Collected data
━━━━━━━━━━━━━━━━━━━━━━━━━━━━━━
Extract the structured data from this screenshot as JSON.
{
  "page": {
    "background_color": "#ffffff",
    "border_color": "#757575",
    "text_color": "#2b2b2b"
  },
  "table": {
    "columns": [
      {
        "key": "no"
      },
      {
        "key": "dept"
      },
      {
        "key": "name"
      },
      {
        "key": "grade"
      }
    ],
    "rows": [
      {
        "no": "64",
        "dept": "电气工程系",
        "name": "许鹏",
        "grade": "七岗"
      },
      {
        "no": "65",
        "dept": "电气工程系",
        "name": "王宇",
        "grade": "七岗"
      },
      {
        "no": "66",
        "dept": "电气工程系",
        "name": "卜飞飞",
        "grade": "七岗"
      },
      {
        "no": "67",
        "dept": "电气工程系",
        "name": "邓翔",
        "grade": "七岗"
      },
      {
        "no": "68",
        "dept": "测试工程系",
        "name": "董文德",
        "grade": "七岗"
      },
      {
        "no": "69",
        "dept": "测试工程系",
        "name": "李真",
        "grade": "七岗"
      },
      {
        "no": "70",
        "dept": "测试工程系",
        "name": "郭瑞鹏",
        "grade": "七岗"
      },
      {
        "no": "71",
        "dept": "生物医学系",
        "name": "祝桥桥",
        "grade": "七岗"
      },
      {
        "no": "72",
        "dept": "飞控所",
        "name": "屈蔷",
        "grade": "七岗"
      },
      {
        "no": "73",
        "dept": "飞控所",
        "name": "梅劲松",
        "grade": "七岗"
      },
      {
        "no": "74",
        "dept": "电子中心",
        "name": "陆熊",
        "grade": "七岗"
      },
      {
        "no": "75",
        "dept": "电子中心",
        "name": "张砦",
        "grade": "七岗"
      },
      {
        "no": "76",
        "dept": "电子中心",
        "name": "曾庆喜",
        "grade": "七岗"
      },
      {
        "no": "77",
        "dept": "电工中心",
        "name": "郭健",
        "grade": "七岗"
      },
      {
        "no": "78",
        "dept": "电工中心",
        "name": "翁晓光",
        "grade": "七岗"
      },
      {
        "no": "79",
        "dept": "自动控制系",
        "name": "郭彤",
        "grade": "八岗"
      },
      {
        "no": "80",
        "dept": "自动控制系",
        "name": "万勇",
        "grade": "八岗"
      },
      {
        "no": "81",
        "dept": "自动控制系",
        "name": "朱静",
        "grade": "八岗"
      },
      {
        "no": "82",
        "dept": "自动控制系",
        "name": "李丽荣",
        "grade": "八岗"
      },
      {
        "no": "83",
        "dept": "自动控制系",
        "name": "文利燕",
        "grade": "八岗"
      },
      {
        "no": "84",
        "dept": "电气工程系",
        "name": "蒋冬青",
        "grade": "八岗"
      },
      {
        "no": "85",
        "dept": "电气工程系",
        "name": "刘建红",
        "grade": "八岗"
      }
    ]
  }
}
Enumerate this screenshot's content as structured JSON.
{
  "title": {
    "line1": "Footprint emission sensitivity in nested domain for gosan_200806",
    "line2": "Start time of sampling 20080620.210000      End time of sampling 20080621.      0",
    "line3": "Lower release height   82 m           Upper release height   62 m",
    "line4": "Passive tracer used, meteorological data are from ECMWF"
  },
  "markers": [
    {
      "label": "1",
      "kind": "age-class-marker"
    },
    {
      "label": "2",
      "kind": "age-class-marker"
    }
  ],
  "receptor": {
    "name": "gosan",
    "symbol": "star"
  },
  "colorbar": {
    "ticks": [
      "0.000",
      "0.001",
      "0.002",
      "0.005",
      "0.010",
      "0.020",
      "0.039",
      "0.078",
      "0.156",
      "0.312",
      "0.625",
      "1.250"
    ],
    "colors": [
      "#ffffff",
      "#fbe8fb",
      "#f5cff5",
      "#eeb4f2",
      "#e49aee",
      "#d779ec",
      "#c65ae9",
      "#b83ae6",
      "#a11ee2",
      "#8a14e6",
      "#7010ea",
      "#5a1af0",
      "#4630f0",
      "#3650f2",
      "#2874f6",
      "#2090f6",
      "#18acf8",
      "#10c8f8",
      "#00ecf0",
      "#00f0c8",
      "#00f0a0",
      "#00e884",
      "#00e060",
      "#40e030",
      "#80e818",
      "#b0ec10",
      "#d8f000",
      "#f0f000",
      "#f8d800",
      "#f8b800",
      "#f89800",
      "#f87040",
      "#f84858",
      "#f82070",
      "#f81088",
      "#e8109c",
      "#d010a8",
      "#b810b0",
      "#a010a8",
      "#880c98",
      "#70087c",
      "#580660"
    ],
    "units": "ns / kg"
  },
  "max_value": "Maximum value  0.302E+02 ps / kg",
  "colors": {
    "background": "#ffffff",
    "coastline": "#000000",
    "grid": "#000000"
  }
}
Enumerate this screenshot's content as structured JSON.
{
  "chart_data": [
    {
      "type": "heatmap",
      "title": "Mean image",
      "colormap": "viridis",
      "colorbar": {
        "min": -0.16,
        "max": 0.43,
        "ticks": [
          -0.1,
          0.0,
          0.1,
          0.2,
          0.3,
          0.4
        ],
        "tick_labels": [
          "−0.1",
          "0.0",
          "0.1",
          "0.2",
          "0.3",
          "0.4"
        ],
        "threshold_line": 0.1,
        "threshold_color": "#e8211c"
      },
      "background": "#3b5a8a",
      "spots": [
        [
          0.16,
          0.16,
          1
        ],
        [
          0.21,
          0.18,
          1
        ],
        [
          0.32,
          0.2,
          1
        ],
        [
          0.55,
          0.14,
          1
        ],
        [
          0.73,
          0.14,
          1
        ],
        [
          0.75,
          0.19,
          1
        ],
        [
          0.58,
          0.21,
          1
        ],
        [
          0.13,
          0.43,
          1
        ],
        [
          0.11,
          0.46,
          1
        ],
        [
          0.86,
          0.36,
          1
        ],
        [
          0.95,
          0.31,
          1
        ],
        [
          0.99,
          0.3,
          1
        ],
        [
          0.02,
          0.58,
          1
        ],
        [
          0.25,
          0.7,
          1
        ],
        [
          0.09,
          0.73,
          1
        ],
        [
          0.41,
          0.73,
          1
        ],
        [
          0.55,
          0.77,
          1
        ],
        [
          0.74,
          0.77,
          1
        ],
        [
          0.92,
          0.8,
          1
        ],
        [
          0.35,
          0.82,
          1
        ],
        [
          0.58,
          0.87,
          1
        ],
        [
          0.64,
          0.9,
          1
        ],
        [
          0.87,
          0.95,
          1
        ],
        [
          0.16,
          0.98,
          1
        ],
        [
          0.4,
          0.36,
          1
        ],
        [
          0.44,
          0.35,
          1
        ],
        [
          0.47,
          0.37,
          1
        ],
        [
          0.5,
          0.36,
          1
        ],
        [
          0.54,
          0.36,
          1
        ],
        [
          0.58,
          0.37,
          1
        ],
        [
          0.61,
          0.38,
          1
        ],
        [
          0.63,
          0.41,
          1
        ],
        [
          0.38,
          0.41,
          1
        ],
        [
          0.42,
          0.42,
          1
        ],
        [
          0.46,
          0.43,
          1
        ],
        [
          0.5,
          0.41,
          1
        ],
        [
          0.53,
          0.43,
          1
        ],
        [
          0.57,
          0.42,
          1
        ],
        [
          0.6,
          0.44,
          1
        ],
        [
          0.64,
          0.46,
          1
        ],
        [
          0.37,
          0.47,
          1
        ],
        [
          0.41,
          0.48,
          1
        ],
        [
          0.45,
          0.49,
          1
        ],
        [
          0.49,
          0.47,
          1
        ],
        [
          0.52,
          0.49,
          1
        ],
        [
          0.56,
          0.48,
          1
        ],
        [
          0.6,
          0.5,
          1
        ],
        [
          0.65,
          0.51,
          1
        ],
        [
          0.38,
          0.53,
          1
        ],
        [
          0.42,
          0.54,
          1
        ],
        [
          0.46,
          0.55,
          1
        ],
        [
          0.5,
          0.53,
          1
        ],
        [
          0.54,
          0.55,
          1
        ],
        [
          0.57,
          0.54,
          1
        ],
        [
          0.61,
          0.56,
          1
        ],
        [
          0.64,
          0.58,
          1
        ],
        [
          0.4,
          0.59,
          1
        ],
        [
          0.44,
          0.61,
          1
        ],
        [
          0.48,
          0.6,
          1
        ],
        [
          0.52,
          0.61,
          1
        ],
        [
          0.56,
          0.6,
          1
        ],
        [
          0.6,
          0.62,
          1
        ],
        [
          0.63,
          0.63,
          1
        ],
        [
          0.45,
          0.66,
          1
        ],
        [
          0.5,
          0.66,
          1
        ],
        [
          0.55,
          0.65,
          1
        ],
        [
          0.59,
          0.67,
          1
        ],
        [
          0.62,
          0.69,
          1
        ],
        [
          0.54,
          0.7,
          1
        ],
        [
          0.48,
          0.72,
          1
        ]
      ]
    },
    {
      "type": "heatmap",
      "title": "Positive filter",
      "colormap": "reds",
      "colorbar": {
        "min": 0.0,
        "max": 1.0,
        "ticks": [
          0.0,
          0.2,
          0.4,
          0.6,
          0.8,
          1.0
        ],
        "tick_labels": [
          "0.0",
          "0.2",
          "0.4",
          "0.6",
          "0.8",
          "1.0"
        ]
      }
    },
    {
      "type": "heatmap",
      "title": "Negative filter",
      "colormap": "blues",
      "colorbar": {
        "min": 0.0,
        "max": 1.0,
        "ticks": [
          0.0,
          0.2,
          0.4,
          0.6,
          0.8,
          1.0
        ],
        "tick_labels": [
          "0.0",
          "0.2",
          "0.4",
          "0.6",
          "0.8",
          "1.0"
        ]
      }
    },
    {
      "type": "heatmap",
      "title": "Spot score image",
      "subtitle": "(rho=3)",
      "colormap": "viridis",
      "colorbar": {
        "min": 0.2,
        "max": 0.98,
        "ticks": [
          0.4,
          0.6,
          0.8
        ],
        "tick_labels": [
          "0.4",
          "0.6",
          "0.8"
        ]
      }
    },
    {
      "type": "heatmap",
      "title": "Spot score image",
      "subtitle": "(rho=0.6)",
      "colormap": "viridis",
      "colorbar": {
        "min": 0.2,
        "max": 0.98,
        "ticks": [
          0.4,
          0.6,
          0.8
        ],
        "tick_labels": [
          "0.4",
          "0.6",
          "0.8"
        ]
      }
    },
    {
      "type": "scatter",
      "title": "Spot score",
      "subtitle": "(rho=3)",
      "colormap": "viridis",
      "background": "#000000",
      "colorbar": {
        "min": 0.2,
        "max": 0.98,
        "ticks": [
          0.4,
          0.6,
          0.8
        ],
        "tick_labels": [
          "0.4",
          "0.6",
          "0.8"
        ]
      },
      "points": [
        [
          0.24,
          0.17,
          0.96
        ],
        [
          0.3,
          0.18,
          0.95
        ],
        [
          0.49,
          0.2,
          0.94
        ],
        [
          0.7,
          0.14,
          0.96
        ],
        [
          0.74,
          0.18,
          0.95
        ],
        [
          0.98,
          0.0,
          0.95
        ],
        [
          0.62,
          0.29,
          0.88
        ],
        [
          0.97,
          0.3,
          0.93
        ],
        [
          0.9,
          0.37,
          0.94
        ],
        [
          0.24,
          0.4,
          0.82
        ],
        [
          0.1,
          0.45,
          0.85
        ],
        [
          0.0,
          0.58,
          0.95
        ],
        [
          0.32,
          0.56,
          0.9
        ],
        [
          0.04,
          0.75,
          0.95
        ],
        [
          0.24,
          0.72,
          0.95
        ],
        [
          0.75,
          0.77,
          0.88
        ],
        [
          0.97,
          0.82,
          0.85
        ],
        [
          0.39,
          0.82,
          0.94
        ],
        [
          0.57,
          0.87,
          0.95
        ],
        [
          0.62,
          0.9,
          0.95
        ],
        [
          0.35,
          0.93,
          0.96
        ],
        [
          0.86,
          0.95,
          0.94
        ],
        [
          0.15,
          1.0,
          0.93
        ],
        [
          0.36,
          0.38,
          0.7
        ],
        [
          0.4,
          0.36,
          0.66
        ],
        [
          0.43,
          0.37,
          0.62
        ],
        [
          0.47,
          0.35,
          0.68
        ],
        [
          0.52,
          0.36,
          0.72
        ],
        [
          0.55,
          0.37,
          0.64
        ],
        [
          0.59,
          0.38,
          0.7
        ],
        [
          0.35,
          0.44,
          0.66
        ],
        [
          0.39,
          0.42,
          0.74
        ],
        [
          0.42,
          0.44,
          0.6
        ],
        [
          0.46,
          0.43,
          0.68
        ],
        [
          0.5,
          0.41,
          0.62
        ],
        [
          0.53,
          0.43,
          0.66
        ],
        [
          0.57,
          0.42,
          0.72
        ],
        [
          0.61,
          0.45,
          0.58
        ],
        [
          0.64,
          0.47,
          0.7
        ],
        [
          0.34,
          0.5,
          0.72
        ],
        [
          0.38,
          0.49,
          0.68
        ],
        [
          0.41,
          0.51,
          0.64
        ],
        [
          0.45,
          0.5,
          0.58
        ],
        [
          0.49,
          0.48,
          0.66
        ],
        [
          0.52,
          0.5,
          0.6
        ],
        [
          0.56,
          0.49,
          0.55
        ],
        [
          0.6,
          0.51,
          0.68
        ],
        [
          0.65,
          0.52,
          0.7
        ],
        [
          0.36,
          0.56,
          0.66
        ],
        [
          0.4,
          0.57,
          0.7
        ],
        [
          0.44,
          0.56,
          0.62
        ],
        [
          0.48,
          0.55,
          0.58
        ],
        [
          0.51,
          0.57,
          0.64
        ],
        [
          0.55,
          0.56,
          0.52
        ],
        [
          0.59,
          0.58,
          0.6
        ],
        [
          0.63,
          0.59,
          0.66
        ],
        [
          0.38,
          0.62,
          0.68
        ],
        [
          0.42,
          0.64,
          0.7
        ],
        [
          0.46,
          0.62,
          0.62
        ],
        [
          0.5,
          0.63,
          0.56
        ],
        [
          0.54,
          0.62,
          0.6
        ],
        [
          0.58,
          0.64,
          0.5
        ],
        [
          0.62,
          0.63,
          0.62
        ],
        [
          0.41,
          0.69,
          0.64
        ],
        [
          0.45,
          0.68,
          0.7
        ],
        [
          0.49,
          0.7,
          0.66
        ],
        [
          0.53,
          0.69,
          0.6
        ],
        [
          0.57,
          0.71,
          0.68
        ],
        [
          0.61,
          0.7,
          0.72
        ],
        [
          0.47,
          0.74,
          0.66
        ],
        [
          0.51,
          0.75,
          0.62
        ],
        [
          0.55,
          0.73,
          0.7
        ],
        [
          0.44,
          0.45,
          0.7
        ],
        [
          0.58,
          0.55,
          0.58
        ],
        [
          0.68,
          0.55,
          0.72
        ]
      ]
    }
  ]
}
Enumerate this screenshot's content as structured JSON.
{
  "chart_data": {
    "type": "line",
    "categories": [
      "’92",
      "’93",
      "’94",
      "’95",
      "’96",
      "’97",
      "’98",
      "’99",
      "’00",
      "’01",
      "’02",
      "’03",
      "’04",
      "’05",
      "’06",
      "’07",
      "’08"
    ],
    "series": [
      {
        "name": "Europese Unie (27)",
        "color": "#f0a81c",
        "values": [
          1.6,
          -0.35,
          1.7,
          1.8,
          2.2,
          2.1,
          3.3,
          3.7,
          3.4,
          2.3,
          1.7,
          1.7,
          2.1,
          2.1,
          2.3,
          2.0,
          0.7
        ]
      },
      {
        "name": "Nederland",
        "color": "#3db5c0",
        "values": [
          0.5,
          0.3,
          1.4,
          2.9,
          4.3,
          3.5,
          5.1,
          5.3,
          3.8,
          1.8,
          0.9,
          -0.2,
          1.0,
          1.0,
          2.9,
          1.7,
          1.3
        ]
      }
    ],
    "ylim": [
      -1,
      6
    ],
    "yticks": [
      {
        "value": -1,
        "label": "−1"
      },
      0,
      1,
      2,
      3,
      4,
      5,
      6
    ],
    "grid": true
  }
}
━━━━━━━━━━━━━━━━━━━━━━━━━━━━━━
Copy, from the material, each line that holds the string "filter".

      "title": "Positive filter",
      "title": "Negative filter",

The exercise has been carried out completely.